• **Quoted text**
* * * *

Blizzard Jonas Flaming Hash

Tuesday, we were finally able to get out and about after a fine young man with a pickup truck, plow and a snowblower, dug us out Monday evening for 20% of the going rate. We had not prepared for this blizzard. We  had left our snow shovels in the shed attached to the barn at the back of the lot. We left our cars parked in front of the barn, instead of next to the house, close to the street. I was pre-occupied with cooking a hearty chicken soup to serve on the street in center city Phila. that night to the homeless and poor and those working outreach, etc. Then I got a migraine in response to the weather system moving in. Bethann was concerned about me, so she forgot about moving the cars, etc. (When I get a migraine, there is a real risk it can cause a stroke. I have had at least six strokes and over 40 TIAs. This is why I am disabled.) So I stayed home Friday evening as the storm was starting, and sent Tony and Will, TKJ’s best driver, to the city to serve.

* * * *

• **Provided data**
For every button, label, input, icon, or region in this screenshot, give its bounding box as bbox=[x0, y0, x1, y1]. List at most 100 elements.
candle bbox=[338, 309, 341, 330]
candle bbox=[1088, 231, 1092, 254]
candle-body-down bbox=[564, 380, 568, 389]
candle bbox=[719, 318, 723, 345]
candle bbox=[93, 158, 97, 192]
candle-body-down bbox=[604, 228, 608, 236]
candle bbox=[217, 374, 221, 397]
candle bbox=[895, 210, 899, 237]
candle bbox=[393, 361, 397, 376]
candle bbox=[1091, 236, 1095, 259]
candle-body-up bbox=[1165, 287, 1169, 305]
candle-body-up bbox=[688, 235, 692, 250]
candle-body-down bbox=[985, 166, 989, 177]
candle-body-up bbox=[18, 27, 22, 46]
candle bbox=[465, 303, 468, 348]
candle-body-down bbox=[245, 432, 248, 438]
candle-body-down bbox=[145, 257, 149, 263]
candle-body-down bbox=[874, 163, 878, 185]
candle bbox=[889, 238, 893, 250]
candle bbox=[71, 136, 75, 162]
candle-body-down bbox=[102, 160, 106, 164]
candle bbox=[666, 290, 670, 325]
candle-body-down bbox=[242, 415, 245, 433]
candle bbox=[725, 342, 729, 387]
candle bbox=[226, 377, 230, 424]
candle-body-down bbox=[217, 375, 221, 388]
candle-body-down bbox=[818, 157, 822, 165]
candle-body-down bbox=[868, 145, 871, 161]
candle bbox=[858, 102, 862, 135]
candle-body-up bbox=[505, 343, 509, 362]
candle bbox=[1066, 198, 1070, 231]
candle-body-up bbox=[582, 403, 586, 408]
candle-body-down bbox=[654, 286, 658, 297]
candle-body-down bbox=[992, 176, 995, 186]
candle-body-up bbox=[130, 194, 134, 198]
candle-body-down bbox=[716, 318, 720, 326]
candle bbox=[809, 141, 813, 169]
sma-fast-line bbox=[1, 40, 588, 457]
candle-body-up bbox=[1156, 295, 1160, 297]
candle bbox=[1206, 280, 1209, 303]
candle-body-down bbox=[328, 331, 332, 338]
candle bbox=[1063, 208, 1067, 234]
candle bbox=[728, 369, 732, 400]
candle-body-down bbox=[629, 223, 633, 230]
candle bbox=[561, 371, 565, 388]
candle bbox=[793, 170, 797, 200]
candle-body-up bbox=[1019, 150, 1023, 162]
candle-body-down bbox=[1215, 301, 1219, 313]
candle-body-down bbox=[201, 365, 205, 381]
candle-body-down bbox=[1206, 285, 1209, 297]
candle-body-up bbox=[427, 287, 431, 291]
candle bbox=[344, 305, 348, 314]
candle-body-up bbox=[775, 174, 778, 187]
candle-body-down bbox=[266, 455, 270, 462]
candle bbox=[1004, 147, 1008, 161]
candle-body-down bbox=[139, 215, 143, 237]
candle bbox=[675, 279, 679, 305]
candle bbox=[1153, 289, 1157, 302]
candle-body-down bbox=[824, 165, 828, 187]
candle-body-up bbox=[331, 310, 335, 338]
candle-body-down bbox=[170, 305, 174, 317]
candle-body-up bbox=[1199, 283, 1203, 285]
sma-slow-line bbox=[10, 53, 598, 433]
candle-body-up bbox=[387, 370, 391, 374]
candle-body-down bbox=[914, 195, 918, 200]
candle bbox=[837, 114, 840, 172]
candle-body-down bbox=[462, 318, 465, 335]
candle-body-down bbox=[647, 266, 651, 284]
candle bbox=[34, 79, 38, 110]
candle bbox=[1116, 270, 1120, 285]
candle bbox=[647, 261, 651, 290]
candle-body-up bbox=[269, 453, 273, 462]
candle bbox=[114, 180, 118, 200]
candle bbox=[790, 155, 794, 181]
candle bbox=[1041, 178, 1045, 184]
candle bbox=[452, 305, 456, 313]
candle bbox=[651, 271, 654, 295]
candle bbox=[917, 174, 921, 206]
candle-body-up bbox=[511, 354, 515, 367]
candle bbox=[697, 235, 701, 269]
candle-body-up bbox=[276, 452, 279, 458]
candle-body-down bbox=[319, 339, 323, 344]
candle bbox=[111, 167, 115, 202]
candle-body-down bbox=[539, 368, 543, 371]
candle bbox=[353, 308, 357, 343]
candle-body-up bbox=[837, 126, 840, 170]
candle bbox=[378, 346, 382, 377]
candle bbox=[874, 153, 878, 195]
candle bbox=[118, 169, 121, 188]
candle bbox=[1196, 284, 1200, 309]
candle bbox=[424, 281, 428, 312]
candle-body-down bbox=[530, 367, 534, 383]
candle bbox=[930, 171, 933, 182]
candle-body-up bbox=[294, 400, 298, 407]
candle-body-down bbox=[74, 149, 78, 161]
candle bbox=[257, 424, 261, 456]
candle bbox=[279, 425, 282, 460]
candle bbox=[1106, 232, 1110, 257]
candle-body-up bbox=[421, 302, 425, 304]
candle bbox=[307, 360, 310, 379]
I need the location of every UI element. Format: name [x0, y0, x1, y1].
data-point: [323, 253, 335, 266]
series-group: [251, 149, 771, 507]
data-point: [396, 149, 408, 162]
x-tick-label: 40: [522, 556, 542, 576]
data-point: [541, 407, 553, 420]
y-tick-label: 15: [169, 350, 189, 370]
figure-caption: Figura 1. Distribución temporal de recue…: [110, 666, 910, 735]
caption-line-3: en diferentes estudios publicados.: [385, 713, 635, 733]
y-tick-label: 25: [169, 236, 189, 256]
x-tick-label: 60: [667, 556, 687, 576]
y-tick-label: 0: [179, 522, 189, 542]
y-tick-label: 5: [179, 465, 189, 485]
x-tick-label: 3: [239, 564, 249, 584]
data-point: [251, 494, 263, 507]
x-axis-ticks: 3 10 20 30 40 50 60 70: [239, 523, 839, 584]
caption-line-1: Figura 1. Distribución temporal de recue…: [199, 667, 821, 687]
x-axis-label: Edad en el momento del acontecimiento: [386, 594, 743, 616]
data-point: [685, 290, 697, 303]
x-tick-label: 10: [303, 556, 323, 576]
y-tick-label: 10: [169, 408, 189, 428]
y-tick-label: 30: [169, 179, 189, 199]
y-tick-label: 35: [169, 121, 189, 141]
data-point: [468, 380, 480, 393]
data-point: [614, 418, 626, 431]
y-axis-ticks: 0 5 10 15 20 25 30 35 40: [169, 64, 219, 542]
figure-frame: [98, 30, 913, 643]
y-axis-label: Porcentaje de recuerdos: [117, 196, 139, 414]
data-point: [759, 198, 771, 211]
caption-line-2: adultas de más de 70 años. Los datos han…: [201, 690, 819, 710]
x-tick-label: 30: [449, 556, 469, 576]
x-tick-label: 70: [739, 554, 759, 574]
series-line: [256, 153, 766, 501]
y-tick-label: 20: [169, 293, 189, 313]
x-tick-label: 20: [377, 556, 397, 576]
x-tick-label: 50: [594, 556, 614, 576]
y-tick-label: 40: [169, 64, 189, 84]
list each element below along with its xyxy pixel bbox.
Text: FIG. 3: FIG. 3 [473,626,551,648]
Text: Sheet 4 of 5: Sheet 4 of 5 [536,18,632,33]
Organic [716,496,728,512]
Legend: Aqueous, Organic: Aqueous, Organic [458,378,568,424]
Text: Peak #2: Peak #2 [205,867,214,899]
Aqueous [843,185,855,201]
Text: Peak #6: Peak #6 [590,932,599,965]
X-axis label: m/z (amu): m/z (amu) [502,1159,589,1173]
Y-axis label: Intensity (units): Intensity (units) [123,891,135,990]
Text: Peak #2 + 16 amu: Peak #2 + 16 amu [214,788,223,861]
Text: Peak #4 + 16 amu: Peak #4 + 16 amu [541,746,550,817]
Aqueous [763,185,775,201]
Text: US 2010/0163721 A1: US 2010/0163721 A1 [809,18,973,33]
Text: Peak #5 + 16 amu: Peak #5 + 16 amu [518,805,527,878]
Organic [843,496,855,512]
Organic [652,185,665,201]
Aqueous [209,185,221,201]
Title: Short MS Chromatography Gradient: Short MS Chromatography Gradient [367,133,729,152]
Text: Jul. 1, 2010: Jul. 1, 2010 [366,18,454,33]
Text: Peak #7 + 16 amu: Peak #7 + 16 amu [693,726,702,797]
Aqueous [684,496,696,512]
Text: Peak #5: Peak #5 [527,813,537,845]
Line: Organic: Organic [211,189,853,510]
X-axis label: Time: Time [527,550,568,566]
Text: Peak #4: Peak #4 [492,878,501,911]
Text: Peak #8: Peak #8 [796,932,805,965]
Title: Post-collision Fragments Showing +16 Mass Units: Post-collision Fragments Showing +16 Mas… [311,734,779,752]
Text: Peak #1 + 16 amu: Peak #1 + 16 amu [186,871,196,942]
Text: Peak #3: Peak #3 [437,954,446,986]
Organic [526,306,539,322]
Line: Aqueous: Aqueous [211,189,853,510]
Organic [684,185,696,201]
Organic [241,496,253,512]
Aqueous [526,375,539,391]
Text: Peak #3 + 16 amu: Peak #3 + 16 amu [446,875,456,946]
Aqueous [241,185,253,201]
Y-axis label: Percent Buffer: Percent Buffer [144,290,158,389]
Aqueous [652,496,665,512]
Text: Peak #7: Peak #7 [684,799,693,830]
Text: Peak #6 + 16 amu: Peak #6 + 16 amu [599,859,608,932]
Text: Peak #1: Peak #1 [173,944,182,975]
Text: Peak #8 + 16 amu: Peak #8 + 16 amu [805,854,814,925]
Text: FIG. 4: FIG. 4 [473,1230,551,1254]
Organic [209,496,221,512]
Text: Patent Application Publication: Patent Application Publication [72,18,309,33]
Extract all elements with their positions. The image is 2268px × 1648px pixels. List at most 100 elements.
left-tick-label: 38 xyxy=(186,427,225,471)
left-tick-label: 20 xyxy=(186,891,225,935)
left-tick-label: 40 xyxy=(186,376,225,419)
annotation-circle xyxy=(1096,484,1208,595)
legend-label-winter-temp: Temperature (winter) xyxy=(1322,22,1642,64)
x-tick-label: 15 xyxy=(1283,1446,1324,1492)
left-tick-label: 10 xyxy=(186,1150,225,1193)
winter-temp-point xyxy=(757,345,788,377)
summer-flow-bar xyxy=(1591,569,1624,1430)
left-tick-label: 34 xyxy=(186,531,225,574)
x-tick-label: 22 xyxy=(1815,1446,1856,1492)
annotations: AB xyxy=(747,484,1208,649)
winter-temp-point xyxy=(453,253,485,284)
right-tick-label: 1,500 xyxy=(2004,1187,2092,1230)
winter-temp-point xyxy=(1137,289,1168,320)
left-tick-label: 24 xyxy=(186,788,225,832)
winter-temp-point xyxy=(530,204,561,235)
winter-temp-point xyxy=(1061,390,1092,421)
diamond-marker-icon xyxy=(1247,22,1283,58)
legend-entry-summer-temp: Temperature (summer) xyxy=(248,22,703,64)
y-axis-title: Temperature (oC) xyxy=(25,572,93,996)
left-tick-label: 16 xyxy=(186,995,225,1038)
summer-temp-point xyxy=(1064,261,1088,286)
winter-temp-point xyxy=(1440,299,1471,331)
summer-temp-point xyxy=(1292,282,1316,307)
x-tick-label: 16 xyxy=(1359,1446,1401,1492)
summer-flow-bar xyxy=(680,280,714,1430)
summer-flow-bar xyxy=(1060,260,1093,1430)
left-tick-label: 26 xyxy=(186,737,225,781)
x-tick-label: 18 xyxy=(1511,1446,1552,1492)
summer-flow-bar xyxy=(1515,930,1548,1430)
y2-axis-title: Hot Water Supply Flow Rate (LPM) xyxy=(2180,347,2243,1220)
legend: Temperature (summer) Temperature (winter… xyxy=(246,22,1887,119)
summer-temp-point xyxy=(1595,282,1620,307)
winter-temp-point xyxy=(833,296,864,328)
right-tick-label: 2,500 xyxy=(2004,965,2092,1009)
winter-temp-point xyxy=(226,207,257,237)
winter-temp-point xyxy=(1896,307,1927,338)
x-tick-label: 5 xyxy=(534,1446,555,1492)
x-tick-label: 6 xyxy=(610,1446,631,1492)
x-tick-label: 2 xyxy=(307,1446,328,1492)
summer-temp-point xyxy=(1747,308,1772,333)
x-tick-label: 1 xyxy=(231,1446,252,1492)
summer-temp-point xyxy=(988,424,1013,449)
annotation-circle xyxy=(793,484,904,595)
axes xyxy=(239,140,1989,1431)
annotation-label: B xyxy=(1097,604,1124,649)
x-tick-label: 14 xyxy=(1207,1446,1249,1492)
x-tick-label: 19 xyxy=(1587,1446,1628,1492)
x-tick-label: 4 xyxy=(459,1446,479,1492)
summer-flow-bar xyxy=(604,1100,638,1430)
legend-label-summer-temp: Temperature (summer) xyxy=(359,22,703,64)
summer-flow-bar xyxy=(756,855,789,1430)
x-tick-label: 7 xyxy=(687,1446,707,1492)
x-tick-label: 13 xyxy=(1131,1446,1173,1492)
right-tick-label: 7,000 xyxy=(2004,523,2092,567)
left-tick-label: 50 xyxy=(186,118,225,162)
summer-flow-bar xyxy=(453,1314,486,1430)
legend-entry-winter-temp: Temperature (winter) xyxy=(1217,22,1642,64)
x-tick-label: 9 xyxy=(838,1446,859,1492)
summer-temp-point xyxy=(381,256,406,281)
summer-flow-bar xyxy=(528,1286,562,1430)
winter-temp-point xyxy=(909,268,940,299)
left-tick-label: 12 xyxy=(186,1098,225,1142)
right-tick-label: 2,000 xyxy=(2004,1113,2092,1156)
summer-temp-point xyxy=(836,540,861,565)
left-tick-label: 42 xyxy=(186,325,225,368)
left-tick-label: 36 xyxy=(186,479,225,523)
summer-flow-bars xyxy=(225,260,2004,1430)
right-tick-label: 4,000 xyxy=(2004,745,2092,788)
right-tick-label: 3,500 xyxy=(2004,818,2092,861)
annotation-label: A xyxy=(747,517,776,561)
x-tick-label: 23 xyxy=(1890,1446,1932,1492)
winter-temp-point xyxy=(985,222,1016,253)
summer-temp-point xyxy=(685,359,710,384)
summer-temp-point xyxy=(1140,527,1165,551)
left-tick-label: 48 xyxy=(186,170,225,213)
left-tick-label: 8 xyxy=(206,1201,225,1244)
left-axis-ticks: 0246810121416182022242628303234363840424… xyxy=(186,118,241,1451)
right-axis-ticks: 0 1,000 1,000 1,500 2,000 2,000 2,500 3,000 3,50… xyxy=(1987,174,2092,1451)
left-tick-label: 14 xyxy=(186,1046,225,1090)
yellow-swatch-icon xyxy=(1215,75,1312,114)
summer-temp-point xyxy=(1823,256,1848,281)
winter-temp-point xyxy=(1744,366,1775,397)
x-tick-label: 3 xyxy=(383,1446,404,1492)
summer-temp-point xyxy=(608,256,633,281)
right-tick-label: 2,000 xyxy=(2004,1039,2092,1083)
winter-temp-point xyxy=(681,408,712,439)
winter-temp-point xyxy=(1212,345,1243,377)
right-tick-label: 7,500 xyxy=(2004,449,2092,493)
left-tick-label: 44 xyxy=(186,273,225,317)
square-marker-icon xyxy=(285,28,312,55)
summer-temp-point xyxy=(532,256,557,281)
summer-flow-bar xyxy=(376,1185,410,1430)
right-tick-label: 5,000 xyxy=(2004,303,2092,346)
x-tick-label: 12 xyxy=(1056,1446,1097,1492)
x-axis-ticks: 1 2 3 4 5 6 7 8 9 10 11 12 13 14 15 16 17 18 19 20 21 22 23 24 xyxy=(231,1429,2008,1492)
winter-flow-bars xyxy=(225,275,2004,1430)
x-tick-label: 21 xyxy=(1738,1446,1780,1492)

* * * *

• **What you need to do**
**A)** In the Blizzard Jonas post, what share of the going rate did the young man with the pickup truck charge to dig them out?
**B)** Condense the paragraph of the Blizzard Jonas post that begins "Tuesday, we were finally able" into a bulleted list of its main facts.
**C)** Write the next part of the Blizzard Jonas post, picking up right after its final sentence.

• **Task results**
**A)** He charged 20% of the going rate.

**B)**
- A young man with a pickup truck, plow and snowblower dug them out Monday evening for 20% of the going rate, so they could get out on Tuesday.
- They had not prepared for the blizzard: the snow shovels were in the shed attached to the barn at the back of the lot, and the cars were parked in front of the barn instead of next to the house.
- The writer was busy cooking chicken soup to serve that night on the street in center city Philadelphia to the homeless, the poor and outreach workers.
- The writer then got a migraine from the approaching weather, and Bethann, concerned, forgot about moving the cars.
- The writer's migraines carry a risk of stroke; the writer has had at least six strokes and over 40 TIAs and is disabled as a result.
- The writer stayed home Friday evening as the storm began and sent Tony and Will, TKJ's best driver, to serve in the city.

**C)**
I grew up in Minnesota. We were required to read O.E. Rölvaag’s book: Giants in the Earth in 8th grade English. I think it was because his son, Karl, had recently been DFL (Democratic Farmer Labor) governor. The most memorable thing in that slow moving plot was when Per takes what he knows is an impossible walk into the blizzard and is not found until Spring. When they venture out, they find his corpse sitting on a haystack. He had been so close to his destination, but snowblind, cold and disoriented, on a fool’s errand to satisfy ceremonial religion. It is an important piece of literature on the harshness of the environment and how it informs our values. Back to 2016.

So I go to the grocery store on Tuesday in Bethann’s car. I find I can buy avocados, fresh peppers, onions, all manner of produce from all parts of the world, just two days after the worst blizzard in 20 years to hit us! What an amazing age we live in! This recipe celebrates that. Yes! This entry is about a recipe. Here goes!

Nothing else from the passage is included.